▶ INSTRUCTIONS FOR THE TASK: Below are the records. Reproduce exactly the lines from the one containing "Extract all readable text from this page." through the final line, and omit any pictures.

▶ SOURCE DATA:
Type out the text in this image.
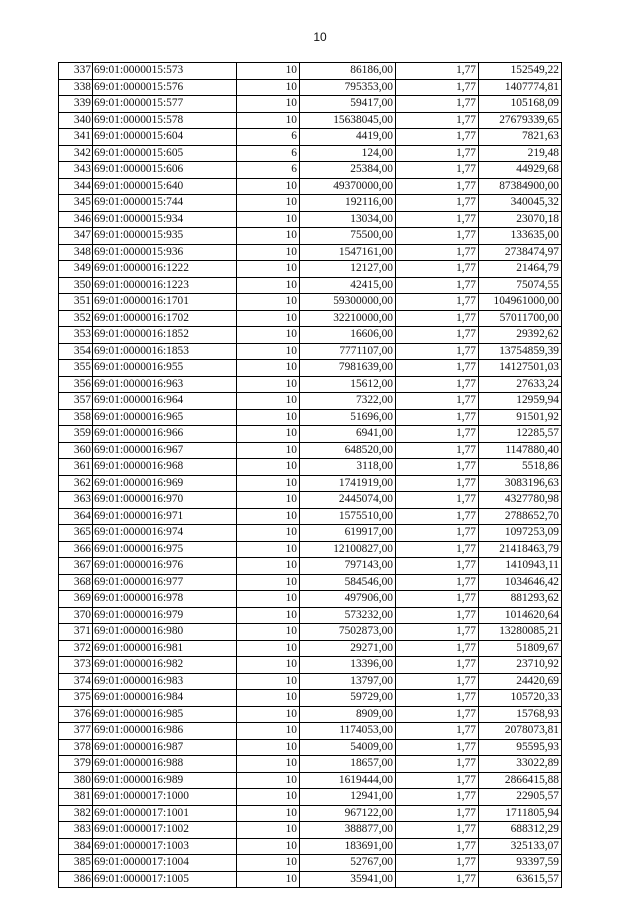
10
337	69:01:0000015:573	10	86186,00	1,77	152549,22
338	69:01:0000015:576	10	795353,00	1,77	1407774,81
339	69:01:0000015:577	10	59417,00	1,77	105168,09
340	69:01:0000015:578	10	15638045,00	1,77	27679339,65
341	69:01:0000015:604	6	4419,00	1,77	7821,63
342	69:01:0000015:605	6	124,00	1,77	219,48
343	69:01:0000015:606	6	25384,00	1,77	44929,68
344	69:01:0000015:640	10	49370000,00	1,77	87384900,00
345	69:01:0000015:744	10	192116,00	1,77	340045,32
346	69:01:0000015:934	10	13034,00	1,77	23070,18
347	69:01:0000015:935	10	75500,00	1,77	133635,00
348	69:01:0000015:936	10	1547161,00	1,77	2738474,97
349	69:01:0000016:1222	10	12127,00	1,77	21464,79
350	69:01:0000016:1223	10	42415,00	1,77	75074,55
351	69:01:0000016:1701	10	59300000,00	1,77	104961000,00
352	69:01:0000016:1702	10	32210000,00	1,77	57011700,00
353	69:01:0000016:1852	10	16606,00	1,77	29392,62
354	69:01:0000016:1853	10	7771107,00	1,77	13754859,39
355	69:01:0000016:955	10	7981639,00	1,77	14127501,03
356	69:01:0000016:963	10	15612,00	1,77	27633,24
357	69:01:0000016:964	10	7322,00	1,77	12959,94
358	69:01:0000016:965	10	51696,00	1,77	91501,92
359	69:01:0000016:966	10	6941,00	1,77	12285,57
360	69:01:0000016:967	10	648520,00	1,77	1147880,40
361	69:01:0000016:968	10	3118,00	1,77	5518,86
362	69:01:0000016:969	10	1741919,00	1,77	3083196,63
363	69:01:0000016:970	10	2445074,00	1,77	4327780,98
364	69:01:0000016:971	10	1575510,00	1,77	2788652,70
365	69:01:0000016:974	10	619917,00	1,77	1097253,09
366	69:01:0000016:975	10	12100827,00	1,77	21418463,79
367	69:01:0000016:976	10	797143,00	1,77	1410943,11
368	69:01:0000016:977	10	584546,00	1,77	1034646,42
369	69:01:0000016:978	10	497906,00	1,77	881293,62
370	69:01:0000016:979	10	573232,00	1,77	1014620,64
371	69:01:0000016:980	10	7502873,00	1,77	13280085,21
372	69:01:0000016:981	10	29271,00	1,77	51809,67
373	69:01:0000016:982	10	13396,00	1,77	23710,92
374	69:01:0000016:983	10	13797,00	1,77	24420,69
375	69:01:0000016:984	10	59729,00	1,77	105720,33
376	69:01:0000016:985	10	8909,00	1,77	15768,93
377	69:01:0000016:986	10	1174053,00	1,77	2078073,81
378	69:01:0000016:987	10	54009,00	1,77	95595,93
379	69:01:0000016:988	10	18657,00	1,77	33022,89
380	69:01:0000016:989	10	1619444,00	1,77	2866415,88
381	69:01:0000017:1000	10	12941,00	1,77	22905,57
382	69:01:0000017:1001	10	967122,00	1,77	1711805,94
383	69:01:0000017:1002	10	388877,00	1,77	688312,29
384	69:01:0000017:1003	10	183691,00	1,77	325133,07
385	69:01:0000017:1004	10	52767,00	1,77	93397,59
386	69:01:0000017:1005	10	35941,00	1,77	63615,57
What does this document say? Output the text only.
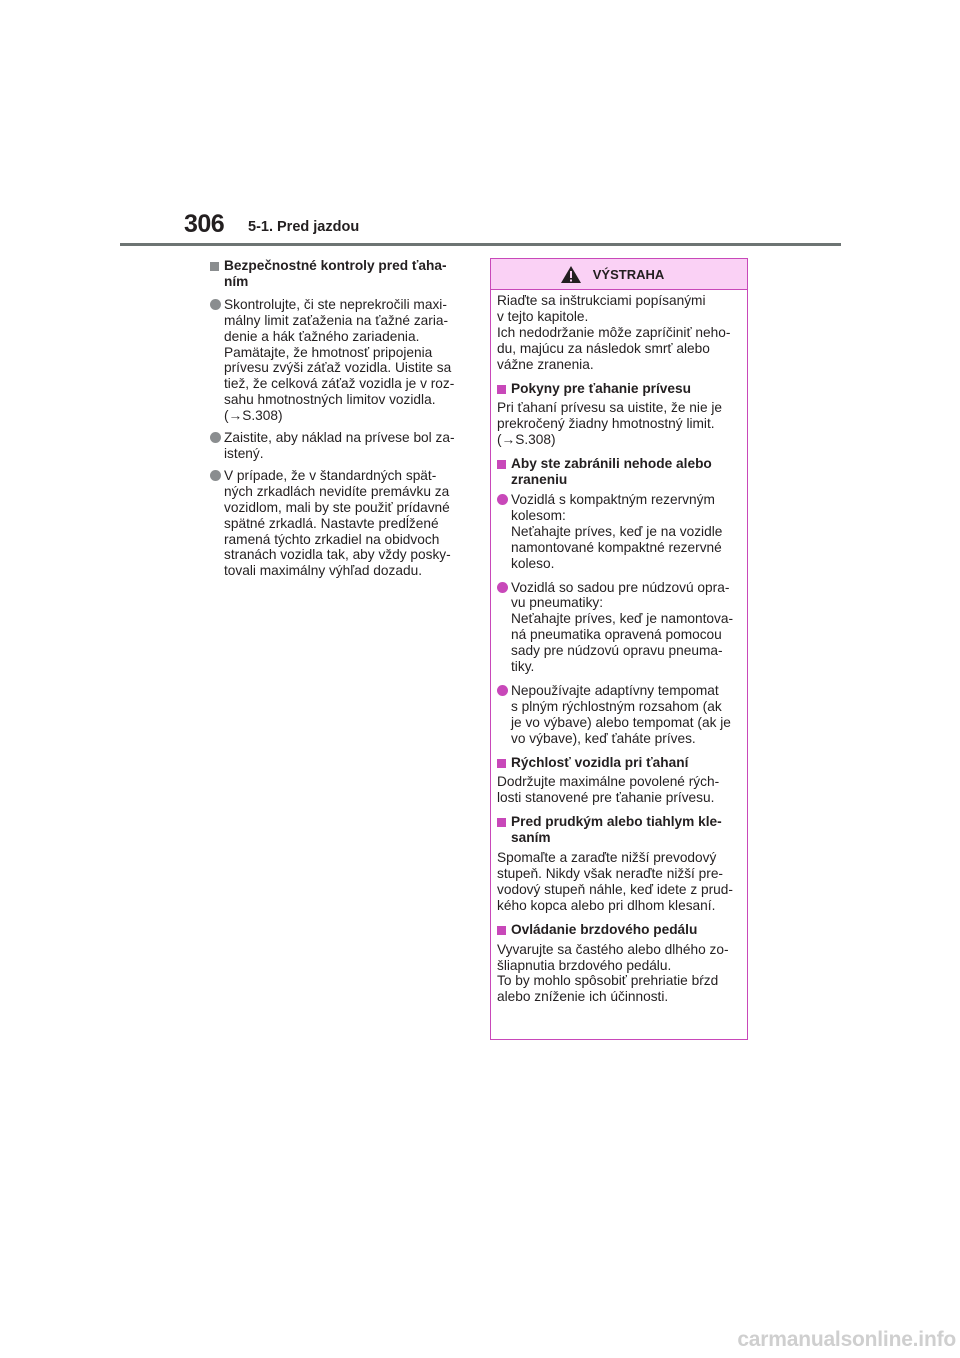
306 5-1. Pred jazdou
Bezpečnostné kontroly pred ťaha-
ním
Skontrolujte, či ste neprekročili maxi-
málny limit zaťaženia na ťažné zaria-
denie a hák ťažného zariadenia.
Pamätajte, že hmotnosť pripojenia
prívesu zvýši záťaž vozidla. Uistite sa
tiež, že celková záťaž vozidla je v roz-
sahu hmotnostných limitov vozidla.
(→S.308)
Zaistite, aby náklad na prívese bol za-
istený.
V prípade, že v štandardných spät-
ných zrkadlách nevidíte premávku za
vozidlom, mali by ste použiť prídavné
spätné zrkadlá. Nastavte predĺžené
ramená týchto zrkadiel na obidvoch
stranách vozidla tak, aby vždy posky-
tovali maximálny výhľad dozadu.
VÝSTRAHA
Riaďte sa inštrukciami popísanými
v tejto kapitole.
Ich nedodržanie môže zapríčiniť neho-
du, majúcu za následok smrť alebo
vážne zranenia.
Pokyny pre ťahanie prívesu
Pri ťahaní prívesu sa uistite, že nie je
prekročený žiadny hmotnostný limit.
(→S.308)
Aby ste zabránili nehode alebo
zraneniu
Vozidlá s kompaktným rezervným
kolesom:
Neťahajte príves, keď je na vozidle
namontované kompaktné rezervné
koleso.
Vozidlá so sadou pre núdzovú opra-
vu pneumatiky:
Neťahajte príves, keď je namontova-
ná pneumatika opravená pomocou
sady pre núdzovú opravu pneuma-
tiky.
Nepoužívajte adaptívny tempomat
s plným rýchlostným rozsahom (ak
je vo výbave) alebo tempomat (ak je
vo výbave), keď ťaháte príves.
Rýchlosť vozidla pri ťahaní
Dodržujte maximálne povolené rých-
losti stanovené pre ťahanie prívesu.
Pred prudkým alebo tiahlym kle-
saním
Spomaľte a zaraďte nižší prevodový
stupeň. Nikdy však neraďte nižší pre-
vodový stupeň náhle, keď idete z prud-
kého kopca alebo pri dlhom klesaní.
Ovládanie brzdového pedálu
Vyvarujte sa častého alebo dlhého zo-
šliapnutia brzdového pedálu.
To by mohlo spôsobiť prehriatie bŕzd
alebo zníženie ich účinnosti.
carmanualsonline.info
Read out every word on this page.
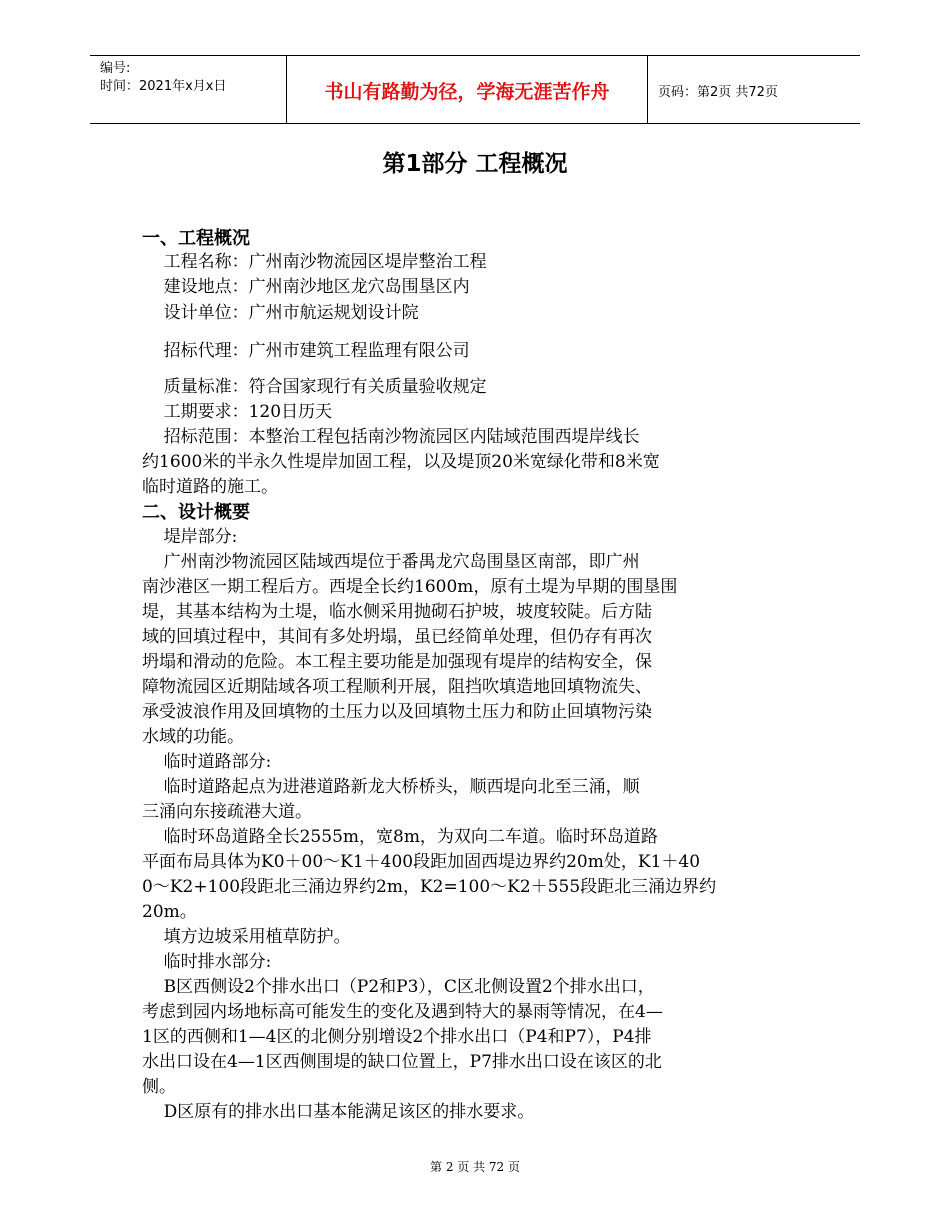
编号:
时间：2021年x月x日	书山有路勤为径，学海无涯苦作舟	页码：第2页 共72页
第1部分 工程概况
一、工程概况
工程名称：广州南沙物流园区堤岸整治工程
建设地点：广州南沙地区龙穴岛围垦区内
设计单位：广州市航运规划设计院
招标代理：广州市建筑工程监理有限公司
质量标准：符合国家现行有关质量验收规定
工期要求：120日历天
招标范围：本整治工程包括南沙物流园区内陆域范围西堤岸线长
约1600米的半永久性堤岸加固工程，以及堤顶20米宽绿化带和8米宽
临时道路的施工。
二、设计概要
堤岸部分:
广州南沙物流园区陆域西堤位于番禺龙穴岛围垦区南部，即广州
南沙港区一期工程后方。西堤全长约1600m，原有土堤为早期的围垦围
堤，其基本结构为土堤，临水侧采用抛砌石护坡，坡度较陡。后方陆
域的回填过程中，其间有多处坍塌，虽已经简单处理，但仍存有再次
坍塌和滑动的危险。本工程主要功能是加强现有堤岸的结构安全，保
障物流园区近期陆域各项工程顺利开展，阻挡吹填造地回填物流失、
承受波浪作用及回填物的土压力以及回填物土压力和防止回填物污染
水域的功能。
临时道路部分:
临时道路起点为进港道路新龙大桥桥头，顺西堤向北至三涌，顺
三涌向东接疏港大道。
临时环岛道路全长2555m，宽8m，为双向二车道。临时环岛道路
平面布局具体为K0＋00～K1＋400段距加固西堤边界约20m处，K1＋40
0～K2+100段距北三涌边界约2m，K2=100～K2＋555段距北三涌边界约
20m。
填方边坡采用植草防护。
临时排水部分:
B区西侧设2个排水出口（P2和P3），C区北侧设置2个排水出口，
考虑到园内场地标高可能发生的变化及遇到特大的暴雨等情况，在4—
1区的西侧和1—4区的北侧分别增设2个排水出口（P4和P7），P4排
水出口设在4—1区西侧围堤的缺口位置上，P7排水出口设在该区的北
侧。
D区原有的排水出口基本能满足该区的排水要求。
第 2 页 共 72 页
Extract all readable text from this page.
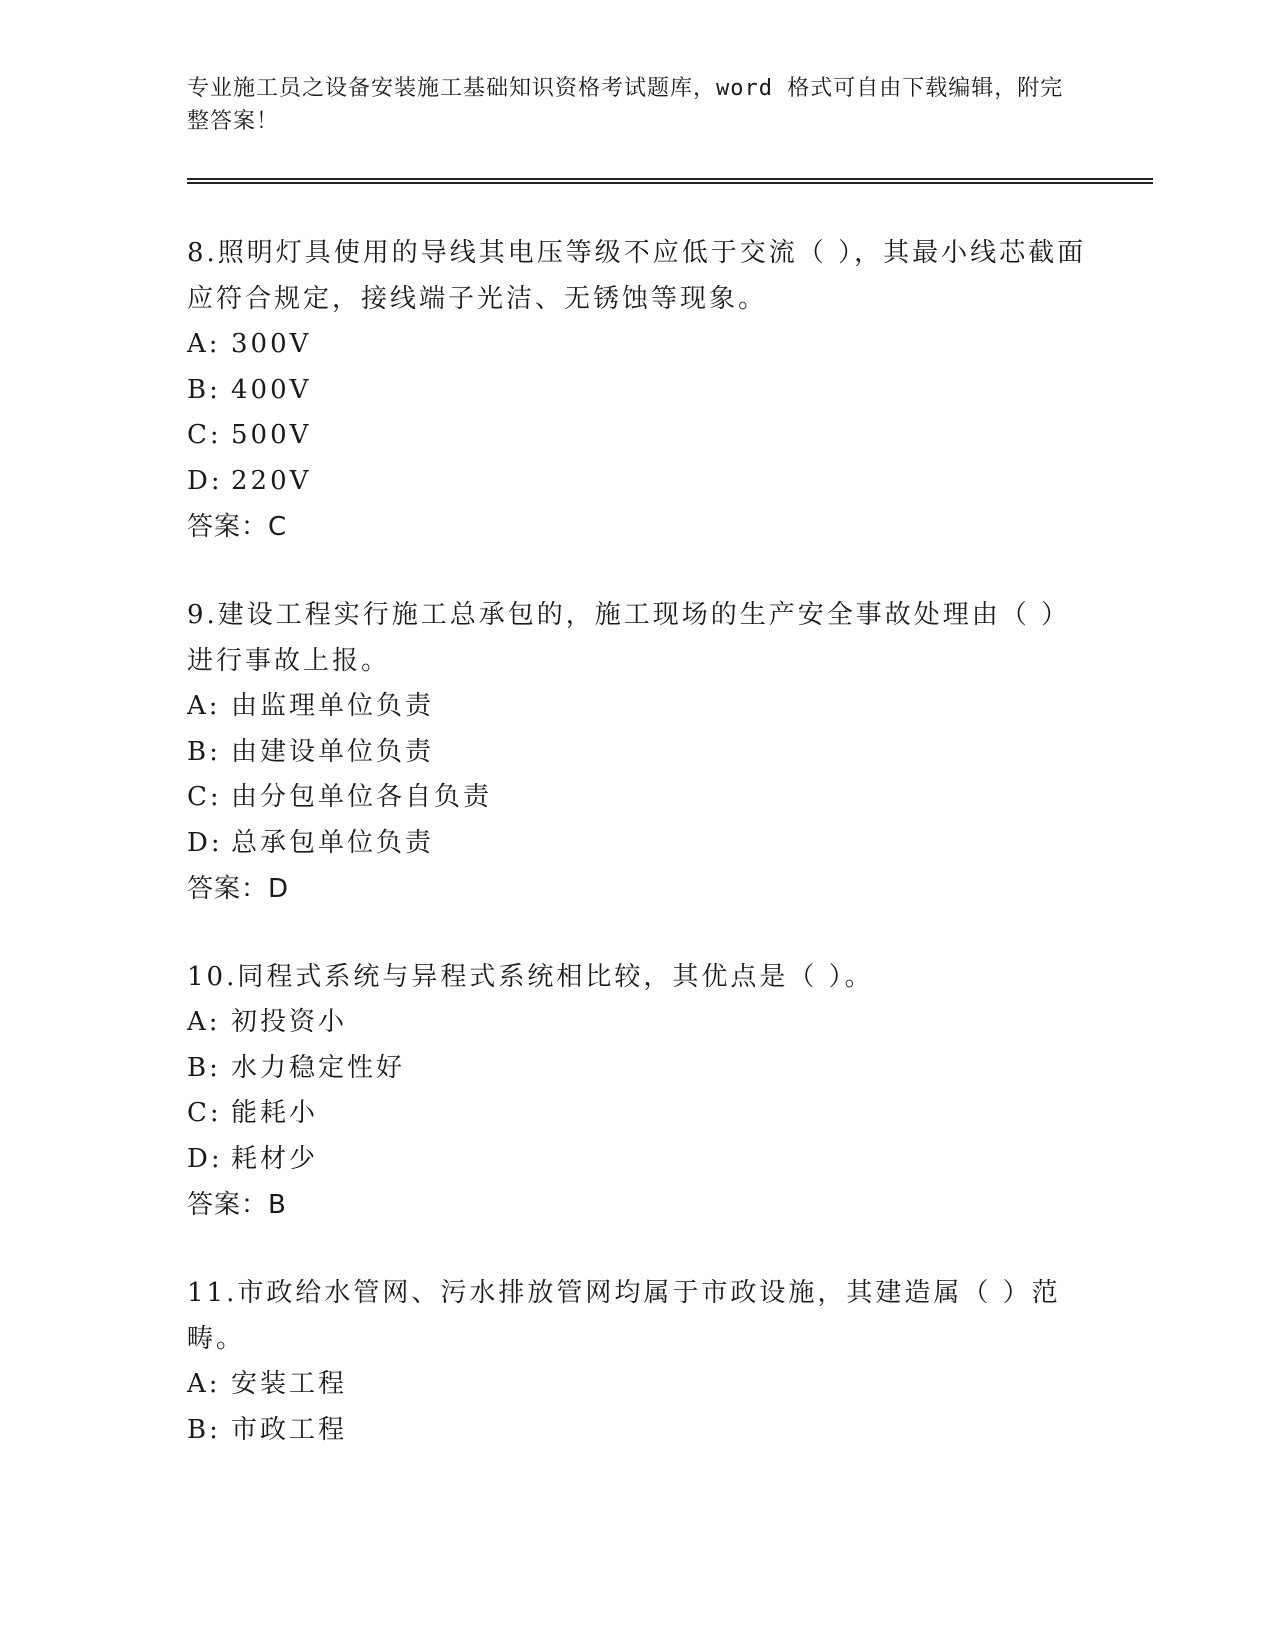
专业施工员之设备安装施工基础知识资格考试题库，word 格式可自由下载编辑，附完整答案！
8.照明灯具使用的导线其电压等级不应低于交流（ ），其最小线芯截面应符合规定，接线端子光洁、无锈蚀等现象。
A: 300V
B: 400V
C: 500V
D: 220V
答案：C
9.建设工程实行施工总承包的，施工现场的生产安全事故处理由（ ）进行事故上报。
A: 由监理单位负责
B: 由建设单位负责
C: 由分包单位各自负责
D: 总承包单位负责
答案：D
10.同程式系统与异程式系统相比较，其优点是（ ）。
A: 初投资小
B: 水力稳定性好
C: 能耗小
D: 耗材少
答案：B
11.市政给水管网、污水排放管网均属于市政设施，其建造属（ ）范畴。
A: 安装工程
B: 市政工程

▶ RESPONSE TO THE EXERCISE:
Extract all readable text from this page.
专业施工员之设备安装施工基础知识资格考试题库，word 格式可自由下载编辑，附完整答案！
8.照明灯具使用的导线其电压等级不应低于交流（ ），其最小线芯截面应符合规定，接线端子光洁、无锈蚀等现象。
A: 300V
B: 400V
C: 500V
D: 220V
答案：C
9.建设工程实行施工总承包的，施工现场的生产安全事故处理由（ ）进行事故上报。
A: 由监理单位负责
B: 由建设单位负责
C: 由分包单位各自负责
D: 总承包单位负责
答案：D
10.同程式系统与异程式系统相比较，其优点是（ ）。
A: 初投资小
B: 水力稳定性好
C: 能耗小
D: 耗材少
答案：B
11.市政给水管网、污水排放管网均属于市政设施，其建造属（ ）范畴。
A: 安装工程
B: 市政工程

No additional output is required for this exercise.